Saved data entries:
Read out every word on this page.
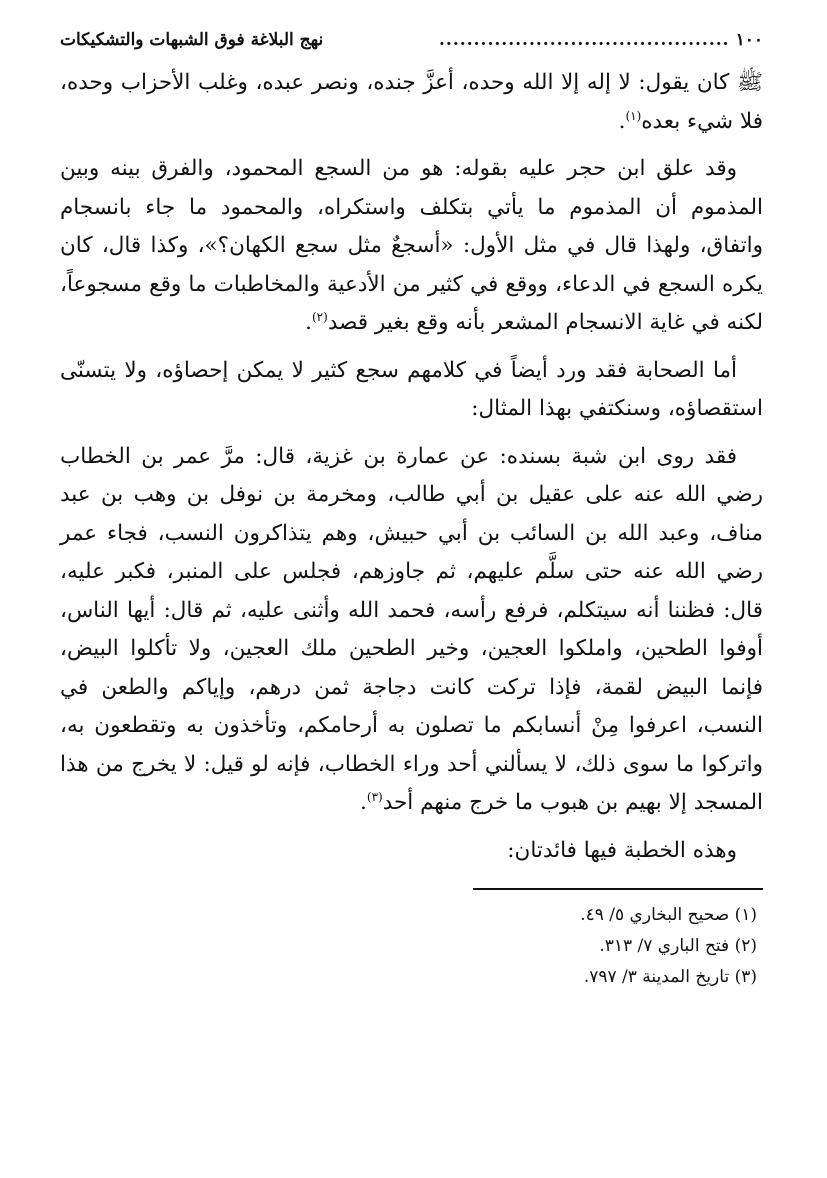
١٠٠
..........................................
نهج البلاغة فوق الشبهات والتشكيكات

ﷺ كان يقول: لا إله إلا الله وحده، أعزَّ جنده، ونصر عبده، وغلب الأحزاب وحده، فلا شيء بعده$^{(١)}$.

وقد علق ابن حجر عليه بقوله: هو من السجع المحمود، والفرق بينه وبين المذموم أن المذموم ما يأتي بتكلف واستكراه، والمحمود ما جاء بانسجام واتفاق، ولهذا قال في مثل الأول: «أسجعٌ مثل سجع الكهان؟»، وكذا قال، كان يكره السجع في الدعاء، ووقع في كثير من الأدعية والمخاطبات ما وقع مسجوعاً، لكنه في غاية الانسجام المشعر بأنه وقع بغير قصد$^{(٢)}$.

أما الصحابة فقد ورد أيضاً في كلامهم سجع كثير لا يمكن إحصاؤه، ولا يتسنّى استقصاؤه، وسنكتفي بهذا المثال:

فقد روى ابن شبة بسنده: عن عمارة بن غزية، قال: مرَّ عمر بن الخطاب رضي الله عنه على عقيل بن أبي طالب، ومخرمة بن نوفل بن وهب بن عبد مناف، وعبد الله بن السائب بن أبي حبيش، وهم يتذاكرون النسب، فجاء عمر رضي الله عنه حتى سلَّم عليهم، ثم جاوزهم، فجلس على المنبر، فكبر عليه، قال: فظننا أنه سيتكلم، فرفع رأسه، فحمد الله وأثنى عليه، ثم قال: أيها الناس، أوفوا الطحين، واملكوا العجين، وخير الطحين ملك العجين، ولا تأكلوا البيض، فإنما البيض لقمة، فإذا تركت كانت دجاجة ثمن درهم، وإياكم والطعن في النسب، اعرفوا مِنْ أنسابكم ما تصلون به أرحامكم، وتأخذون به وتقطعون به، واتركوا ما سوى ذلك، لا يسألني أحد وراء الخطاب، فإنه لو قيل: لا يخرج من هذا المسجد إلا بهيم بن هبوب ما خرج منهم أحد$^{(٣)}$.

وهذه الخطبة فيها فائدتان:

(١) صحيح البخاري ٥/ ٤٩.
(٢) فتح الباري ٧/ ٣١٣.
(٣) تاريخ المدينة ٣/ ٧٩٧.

* * *

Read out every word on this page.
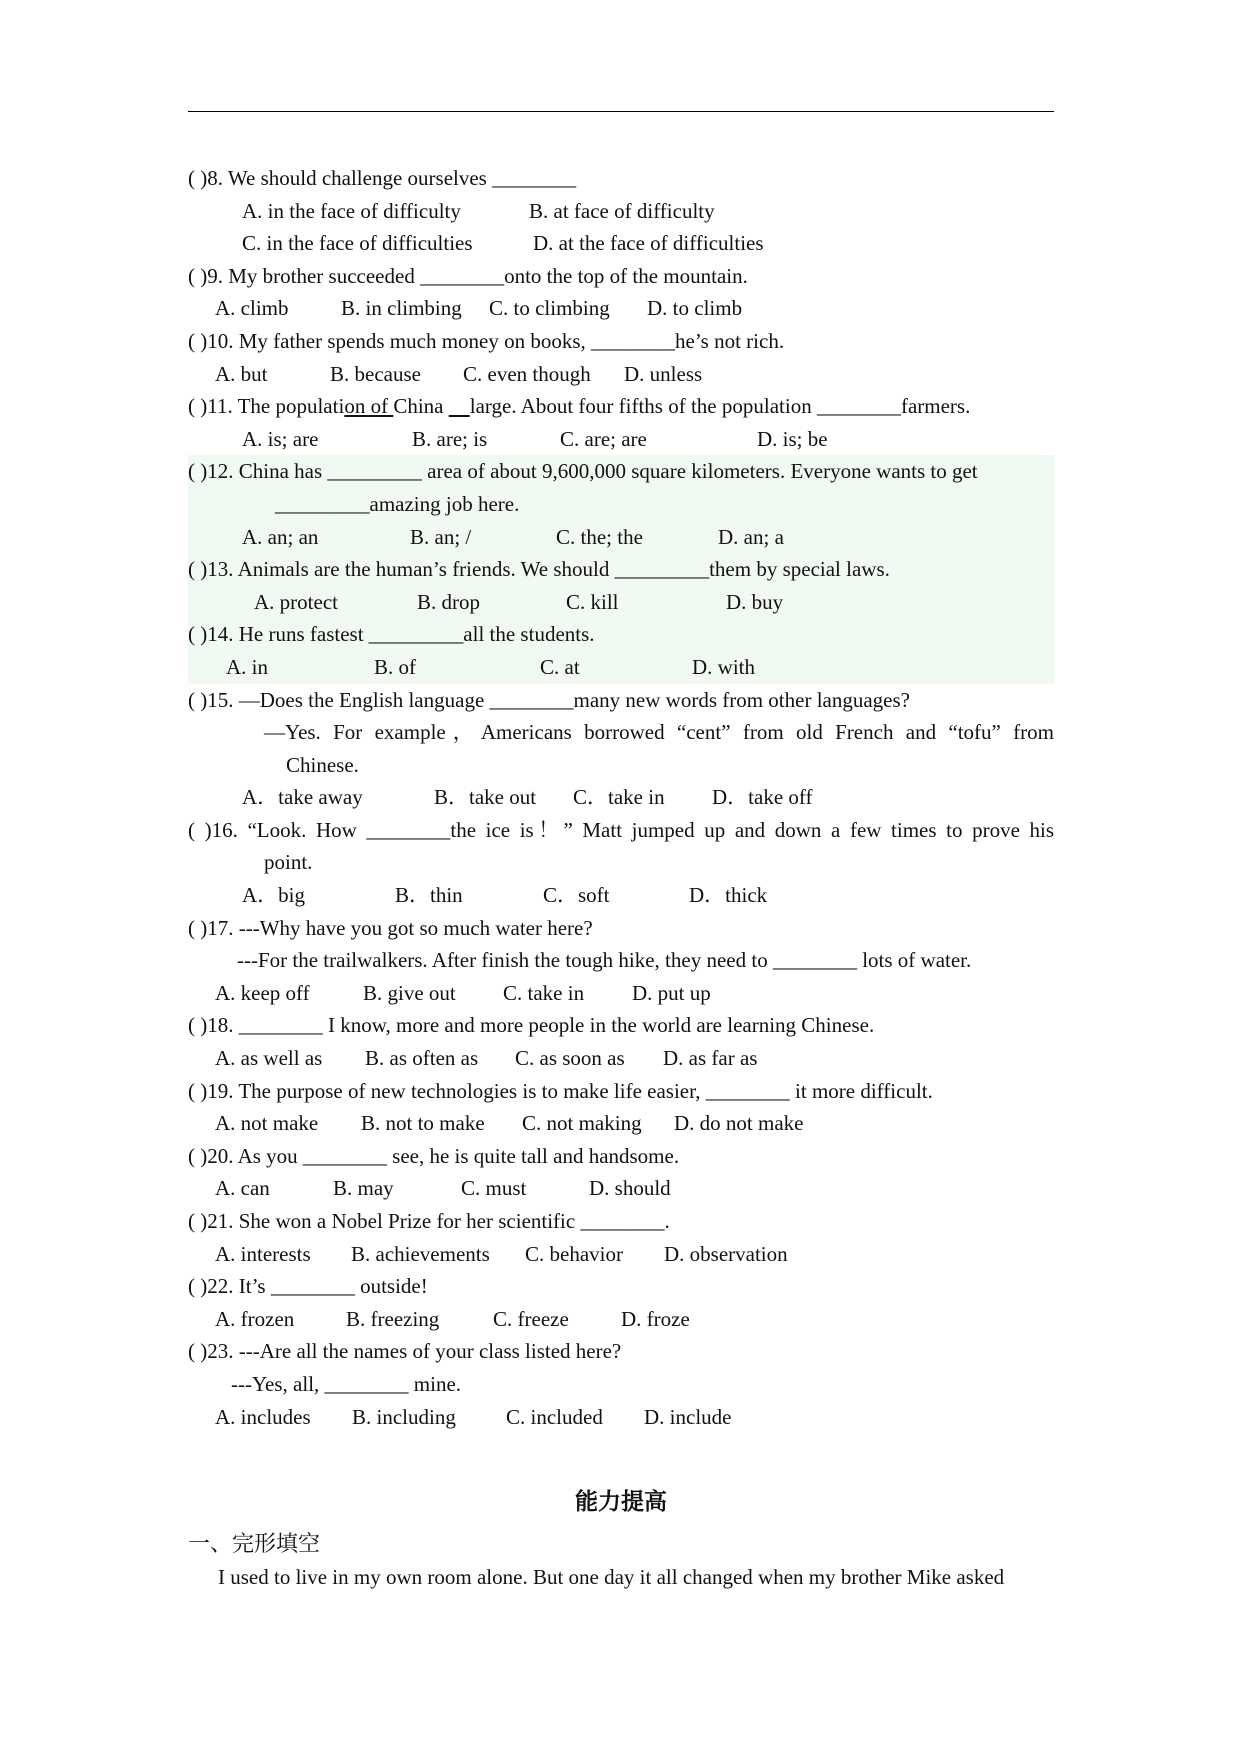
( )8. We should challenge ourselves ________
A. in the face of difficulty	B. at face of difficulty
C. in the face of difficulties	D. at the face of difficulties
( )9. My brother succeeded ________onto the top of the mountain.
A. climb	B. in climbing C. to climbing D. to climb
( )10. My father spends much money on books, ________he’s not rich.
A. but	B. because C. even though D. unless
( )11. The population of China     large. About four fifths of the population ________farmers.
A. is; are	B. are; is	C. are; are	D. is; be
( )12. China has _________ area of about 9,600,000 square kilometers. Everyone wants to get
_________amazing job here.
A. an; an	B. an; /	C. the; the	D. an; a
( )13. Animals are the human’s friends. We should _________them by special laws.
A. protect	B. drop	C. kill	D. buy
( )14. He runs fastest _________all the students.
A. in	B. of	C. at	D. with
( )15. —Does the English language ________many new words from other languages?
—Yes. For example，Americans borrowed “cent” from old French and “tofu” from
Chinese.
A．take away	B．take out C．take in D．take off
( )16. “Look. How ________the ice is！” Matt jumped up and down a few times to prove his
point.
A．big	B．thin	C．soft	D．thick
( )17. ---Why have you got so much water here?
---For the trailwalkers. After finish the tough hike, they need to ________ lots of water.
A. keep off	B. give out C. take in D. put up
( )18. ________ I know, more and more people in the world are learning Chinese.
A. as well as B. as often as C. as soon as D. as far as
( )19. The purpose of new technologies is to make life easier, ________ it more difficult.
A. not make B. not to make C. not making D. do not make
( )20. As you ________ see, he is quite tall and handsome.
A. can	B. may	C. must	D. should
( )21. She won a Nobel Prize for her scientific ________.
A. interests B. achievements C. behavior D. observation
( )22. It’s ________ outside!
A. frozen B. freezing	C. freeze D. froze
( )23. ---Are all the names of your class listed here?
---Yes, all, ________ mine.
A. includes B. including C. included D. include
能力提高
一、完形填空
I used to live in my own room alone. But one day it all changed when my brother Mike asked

GOAL = Search the entries for the word "Chinese" and gather every line where it appears.

ANSWER FOR THE TASK =
Chinese.
( )18. ________ I know, more and more people in the world are learning Chinese.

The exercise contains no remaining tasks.